-- What to do --
Leave out the pictures and repeat exactly the lines from the one containing "Output a JSON" through the final line of the listing below.

-- Data --
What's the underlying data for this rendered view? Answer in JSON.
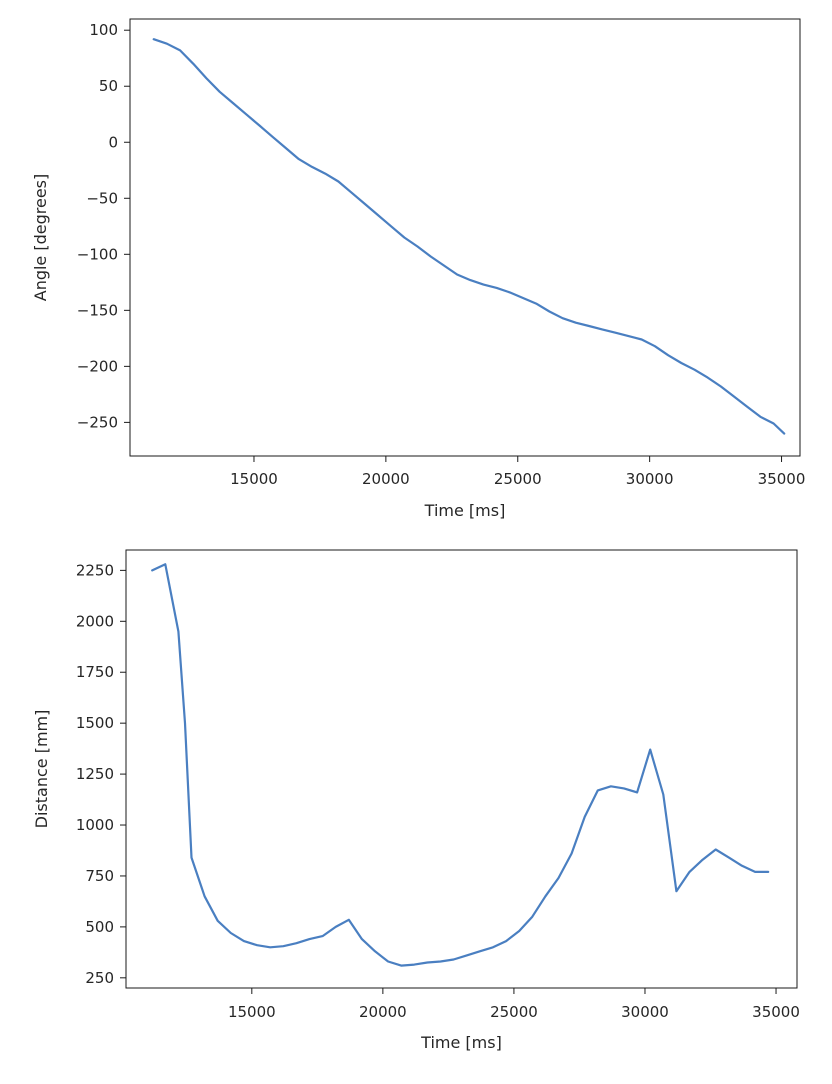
{
  "chart_data": [
    {
      "type": "line",
      "xlabel": "Time [ms]",
      "ylabel": "Angle [degrees]",
      "xlim": [
        10300,
        35700
      ],
      "ylim": [
        -280,
        110
      ],
      "xticks": [
        15000,
        20000,
        25000,
        30000,
        35000
      ],
      "yticks": [
        100,
        50,
        0,
        -50,
        -100,
        -150,
        -200,
        -250
      ],
      "grid": false,
      "line_color": "#4a7fc1",
      "series": [
        {
          "x": [
            11200,
            11700,
            12200,
            12700,
            13200,
            13700,
            14200,
            14700,
            15200,
            15700,
            16200,
            16700,
            17200,
            17700,
            18200,
            18700,
            19200,
            19700,
            20200,
            20700,
            21200,
            21700,
            22200,
            22700,
            23200,
            23700,
            24200,
            24700,
            25200,
            25700,
            26200,
            26700,
            27200,
            27700,
            28200,
            28700,
            29200,
            29700,
            30200,
            30700,
            31200,
            31700,
            32200,
            32700,
            33200,
            33700,
            34200,
            34700,
            35100
          ],
          "y": [
            92,
            88,
            82,
            70,
            57,
            45,
            35,
            25,
            15,
            5,
            -5,
            -15,
            -22,
            -28,
            -35,
            -45,
            -55,
            -65,
            -75,
            -85,
            -93,
            -102,
            -110,
            -118,
            -123,
            -127,
            -130,
            -134,
            -139,
            -144,
            -151,
            -157,
            -161,
            -164,
            -167,
            -170,
            -173,
            -176,
            -182,
            -190,
            -197,
            -203,
            -210,
            -218,
            -227,
            -236,
            -245,
            -251,
            -260
          ]
        }
      ]
    },
    {
      "type": "line",
      "xlabel": "Time [ms]",
      "ylabel": "Distance [mm]",
      "xlim": [
        10200,
        35800
      ],
      "ylim": [
        200,
        2350
      ],
      "xticks": [
        15000,
        20000,
        25000,
        30000,
        35000
      ],
      "yticks": [
        2250,
        2000,
        1750,
        1500,
        1250,
        1000,
        750,
        500,
        250
      ],
      "grid": false,
      "line_color": "#4a7fc1",
      "series": [
        {
          "x": [
            11200,
            11700,
            12200,
            12450,
            12700,
            13200,
            13700,
            14200,
            14700,
            15200,
            15700,
            16200,
            16700,
            17200,
            17700,
            18200,
            18700,
            19200,
            19700,
            20200,
            20700,
            21200,
            21700,
            22200,
            22700,
            23200,
            23700,
            24200,
            24700,
            25200,
            25700,
            26200,
            26700,
            27200,
            27700,
            28200,
            28700,
            29200,
            29700,
            30200,
            30700,
            31200,
            31700,
            32200,
            32700,
            33200,
            33700,
            34200,
            34700
          ],
          "y": [
            2250,
            2280,
            1950,
            1500,
            840,
            650,
            530,
            470,
            430,
            410,
            400,
            405,
            420,
            440,
            455,
            500,
            535,
            440,
            380,
            330,
            310,
            315,
            325,
            330,
            340,
            360,
            380,
            400,
            430,
            480,
            550,
            650,
            740,
            860,
            1040,
            1170,
            1190,
            1180,
            1160,
            1370,
            1150,
            675,
            770,
            830,
            880,
            840,
            800,
            770,
            770
          ]
        }
      ]
    }
  ]
}
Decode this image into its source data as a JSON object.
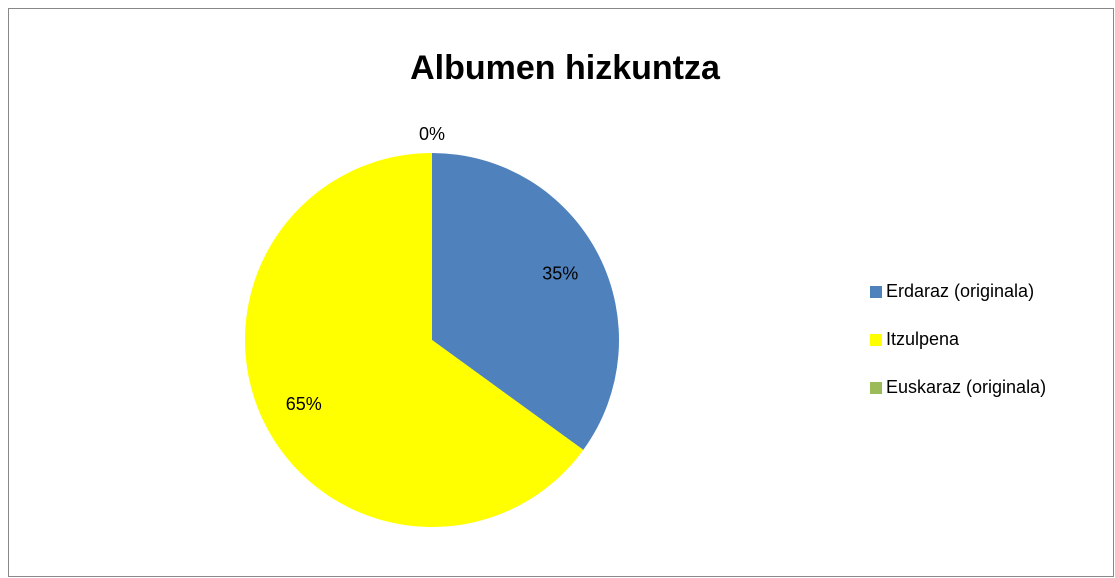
{
  "chart_data": {
    "type": "pie",
    "title": "Albumen hizkuntza",
    "categories": [
      "Erdaraz (originala)",
      "Itzulpena",
      "Euskaraz (originala)"
    ],
    "values": [
      35,
      65,
      0
    ],
    "value_labels": [
      "35%",
      "65%",
      "0%"
    ],
    "colors": [
      "#4f81bd",
      "#ffff00",
      "#9bbb59"
    ],
    "legend": "right"
  }
}
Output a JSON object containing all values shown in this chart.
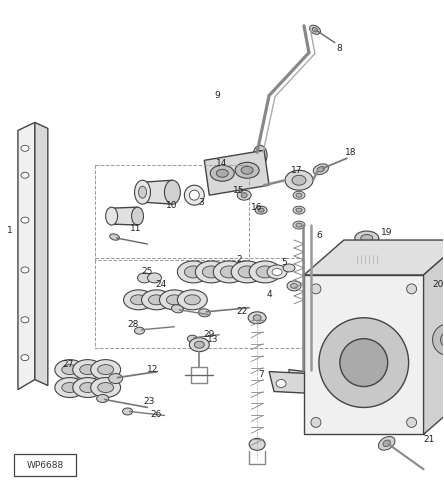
{
  "bg_color": "#ffffff",
  "line_color": "#444444",
  "watermark": "WP6688",
  "gray_light": "#e8e8e8",
  "gray_mid": "#cccccc",
  "gray_dark": "#aaaaaa"
}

-- Full output --
Output a JSON object containing all values shown in this chart.
{
  "bg_color": "#ffffff",
  "line_color": "#444444",
  "watermark": "WP6688",
  "gray_light": "#e8e8e8",
  "gray_mid": "#cccccc",
  "gray_dark": "#aaaaaa"
}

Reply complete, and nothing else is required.